■ What the exercise asks ■
Copy out every record below with complete accuracy.
··· Given data ···
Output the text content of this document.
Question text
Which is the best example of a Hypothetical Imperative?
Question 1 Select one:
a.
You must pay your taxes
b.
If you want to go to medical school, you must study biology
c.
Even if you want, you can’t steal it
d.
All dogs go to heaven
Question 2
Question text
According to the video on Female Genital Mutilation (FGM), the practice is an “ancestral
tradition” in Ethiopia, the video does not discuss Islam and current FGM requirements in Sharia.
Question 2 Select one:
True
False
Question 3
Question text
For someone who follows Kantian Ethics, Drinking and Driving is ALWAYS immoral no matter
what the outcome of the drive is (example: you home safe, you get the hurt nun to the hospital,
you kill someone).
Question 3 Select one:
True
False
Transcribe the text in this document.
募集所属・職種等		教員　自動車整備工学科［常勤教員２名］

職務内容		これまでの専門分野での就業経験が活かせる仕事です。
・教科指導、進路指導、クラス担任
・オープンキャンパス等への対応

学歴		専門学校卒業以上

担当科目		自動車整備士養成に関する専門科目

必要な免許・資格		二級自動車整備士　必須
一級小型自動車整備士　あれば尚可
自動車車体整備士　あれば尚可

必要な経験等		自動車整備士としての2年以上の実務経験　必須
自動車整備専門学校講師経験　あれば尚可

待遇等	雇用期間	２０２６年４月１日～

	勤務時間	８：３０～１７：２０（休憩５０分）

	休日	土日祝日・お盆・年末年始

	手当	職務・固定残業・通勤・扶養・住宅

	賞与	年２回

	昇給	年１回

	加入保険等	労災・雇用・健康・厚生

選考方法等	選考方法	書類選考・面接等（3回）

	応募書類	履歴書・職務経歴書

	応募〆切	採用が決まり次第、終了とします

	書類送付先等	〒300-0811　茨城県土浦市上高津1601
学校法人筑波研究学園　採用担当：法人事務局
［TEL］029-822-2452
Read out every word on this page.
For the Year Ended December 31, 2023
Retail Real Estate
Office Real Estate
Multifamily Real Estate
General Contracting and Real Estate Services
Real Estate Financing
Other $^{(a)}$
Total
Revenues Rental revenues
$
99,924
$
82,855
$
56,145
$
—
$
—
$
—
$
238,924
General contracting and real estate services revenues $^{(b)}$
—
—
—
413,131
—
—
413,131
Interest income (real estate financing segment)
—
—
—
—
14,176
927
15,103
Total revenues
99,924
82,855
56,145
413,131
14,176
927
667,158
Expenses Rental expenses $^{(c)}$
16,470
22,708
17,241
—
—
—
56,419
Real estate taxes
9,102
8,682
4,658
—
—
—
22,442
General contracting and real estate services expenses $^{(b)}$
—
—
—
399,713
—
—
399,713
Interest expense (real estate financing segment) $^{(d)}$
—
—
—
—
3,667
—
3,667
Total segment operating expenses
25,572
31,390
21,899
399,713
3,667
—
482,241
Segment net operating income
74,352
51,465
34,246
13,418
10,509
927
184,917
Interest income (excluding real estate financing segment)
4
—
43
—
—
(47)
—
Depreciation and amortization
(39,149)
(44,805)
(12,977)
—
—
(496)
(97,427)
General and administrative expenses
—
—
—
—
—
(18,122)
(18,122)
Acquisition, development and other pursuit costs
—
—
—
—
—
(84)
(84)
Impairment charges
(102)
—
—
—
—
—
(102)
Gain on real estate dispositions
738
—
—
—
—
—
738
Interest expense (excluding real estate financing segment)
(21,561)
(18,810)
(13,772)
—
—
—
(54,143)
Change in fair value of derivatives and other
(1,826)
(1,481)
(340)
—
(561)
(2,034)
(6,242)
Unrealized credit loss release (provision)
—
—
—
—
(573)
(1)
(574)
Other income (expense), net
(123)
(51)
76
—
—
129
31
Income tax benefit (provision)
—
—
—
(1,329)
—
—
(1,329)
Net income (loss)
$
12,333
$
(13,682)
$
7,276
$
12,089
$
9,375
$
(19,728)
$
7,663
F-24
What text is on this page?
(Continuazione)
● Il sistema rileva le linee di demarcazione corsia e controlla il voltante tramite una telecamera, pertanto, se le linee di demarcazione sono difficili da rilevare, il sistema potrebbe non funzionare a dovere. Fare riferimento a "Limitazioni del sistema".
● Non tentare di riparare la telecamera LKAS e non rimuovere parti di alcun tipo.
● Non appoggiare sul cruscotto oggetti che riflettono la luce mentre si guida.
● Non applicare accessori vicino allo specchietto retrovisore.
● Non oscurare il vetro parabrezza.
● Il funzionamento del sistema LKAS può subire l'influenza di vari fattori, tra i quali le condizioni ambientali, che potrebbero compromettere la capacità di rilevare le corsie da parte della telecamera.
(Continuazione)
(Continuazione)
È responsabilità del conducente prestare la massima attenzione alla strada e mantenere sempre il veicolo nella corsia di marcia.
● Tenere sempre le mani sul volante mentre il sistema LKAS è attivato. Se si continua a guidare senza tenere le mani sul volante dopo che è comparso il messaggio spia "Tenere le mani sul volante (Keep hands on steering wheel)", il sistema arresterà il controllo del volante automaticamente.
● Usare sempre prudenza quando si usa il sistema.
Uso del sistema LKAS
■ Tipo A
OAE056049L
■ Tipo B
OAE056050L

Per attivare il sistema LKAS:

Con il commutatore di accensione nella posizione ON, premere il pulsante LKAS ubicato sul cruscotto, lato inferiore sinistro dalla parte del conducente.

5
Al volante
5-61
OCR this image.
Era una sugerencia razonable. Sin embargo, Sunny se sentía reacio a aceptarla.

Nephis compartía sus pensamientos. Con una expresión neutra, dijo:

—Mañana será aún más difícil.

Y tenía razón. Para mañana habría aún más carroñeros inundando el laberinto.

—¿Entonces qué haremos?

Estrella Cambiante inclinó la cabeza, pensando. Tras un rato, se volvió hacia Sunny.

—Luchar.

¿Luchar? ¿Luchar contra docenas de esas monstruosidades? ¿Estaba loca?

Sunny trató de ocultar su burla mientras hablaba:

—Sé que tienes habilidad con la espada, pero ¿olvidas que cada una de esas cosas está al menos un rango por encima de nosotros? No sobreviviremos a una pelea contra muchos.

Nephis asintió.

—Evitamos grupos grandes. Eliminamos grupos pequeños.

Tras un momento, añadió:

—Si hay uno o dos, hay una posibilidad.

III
···
■ Solution below ■
Output the text content of this document.
Question text
Which is the best example of a Hypothetical Imperative?
Question 1 Select one:
a.
You must pay your taxes
b.
If you want to go to medical school, you must study biology
c.
Even if you want, you can’t steal it
d.
All dogs go to heaven
Question 2
Question text
According to the video on Female Genital Mutilation (FGM), the practice is an “ancestral
tradition” in Ethiopia, the video does not discuss Islam and current FGM requirements in Sharia.
Question 2 Select one:
True
False
Question 3
Question text
For someone who follows Kantian Ethics, Drinking and Driving is ALWAYS immoral no matter
what the outcome of the drive is (example: you home safe, you get the hurt nun to the hospital,
you kill someone).
Question 3 Select one:
True
False
Transcribe the text in this document.
募集所属・職種等		教員　自動車整備工学科［常勤教員２名］

職務内容		これまでの専門分野での就業経験が活かせる仕事です。
・教科指導、進路指導、クラス担任
・オープンキャンパス等への対応

学歴		専門学校卒業以上

担当科目		自動車整備士養成に関する専門科目

必要な免許・資格		二級自動車整備士　必須
一級小型自動車整備士　あれば尚可
自動車車体整備士　あれば尚可

必要な経験等		自動車整備士としての2年以上の実務経験　必須
自動車整備専門学校講師経験　あれば尚可

待遇等	雇用期間	２０２６年４月１日～

	勤務時間	８：３０～１７：２０（休憩５０分）

	休日	土日祝日・お盆・年末年始

	手当	職務・固定残業・通勤・扶養・住宅

	賞与	年２回

	昇給	年１回

	加入保険等	労災・雇用・健康・厚生

選考方法等	選考方法	書類選考・面接等（3回）

	応募書類	履歴書・職務経歴書

	応募〆切	採用が決まり次第、終了とします

	書類送付先等	〒300-0811　茨城県土浦市上高津1601
学校法人筑波研究学園　採用担当：法人事務局
［TEL］029-822-2452
Read out every word on this page.
For the Year Ended December 31, 2023
Retail Real Estate
Office Real Estate
Multifamily Real Estate
General Contracting and Real Estate Services
Real Estate Financing
Other $^{(a)}$
Total
Revenues Rental revenues
$
99,924
$
82,855
$
56,145
$
—
$
—
$
—
$
238,924
General contracting and real estate services revenues $^{(b)}$
—
—
—
413,131
—
—
413,131
Interest income (real estate financing segment)
—
—
—
—
14,176
927
15,103
Total revenues
99,924
82,855
56,145
413,131
14,176
927
667,158
Expenses Rental expenses $^{(c)}$
16,470
22,708
17,241
—
—
—
56,419
Real estate taxes
9,102
8,682
4,658
—
—
—
22,442
General contracting and real estate services expenses $^{(b)}$
—
—
—
399,713
—
—
399,713
Interest expense (real estate financing segment) $^{(d)}$
—
—
—
—
3,667
—
3,667
Total segment operating expenses
25,572
31,390
21,899
399,713
3,667
—
482,241
Segment net operating income
74,352
51,465
34,246
13,418
10,509
927
184,917
Interest income (excluding real estate financing segment)
4
—
43
—
—
(47)
—
Depreciation and amortization
(39,149)
(44,805)
(12,977)
—
—
(496)
(97,427)
General and administrative expenses
—
—
—
—
—
(18,122)
(18,122)
Acquisition, development and other pursuit costs
—
—
—
—
—
(84)
(84)
Impairment charges
(102)
—
—
—
—
—
(102)
Gain on real estate dispositions
738
—
—
—
—
—
738
Interest expense (excluding real estate financing segment)
(21,561)
(18,810)
(13,772)
—
—
—
(54,143)
Change in fair value of derivatives and other
(1,826)
(1,481)
(340)
—
(561)
(2,034)
(6,242)
Unrealized credit loss release (provision)
—
—
—
—
(573)
(1)
(574)
Other income (expense), net
(123)
(51)
76
—
—
129
31
Income tax benefit (provision)
—
—
—
(1,329)
—
—
(1,329)
Net income (loss)
$
12,333
$
(13,682)
$
7,276
$
12,089
$
9,375
$
(19,728)
$
7,663
F-24
What text is on this page?
(Continuazione)
● Il sistema rileva le linee di demarcazione corsia e controlla il voltante tramite una telecamera, pertanto, se le linee di demarcazione sono difficili da rilevare, il sistema potrebbe non funzionare a dovere. Fare riferimento a "Limitazioni del sistema".
● Non tentare di riparare la telecamera LKAS e non rimuovere parti di alcun tipo.
● Non appoggiare sul cruscotto oggetti che riflettono la luce mentre si guida.
● Non applicare accessori vicino allo specchietto retrovisore.
● Non oscurare il vetro parabrezza.
● Il funzionamento del sistema LKAS può subire l'influenza di vari fattori, tra i quali le condizioni ambientali, che potrebbero compromettere la capacità di rilevare le corsie da parte della telecamera.
(Continuazione)
(Continuazione)
È responsabilità del conducente prestare la massima attenzione alla strada e mantenere sempre il veicolo nella corsia di marcia.
● Tenere sempre le mani sul volante mentre il sistema LKAS è attivato. Se si continua a guidare senza tenere le mani sul volante dopo che è comparso il messaggio spia "Tenere le mani sul volante (Keep hands on steering wheel)", il sistema arresterà il controllo del volante automaticamente.
● Usare sempre prudenza quando si usa il sistema.
Uso del sistema LKAS
■ Tipo A
OAE056049L
■ Tipo B
OAE056050L

Per attivare il sistema LKAS:

Con il commutatore di accensione nella posizione ON, premere il pulsante LKAS ubicato sul cruscotto, lato inferiore sinistro dalla parte del conducente.

5
Al volante
5-61
OCR this image.
Era una sugerencia razonable. Sin embargo, Sunny se sentía reacio a aceptarla.

Nephis compartía sus pensamientos. Con una expresión neutra, dijo:

—Mañana será aún más difícil.

Y tenía razón. Para mañana habría aún más carroñeros inundando el laberinto.

—¿Entonces qué haremos?

Estrella Cambiante inclinó la cabeza, pensando. Tras un rato, se volvió hacia Sunny.

—Luchar.

¿Luchar? ¿Luchar contra docenas de esas monstruosidades? ¿Estaba loca?

Sunny trató de ocultar su burla mientras hablaba:

—Sé que tienes habilidad con la espada, pero ¿olvidas que cada una de esas cosas está al menos un rango por encima de nosotros? No sobreviviremos a una pelea contra muchos.

Nephis asintió.

—Evitamos grupos grandes. Eliminamos grupos pequeños.

Tras un momento, añadió:

—Si hay uno o dos, hay una posibilidad.

III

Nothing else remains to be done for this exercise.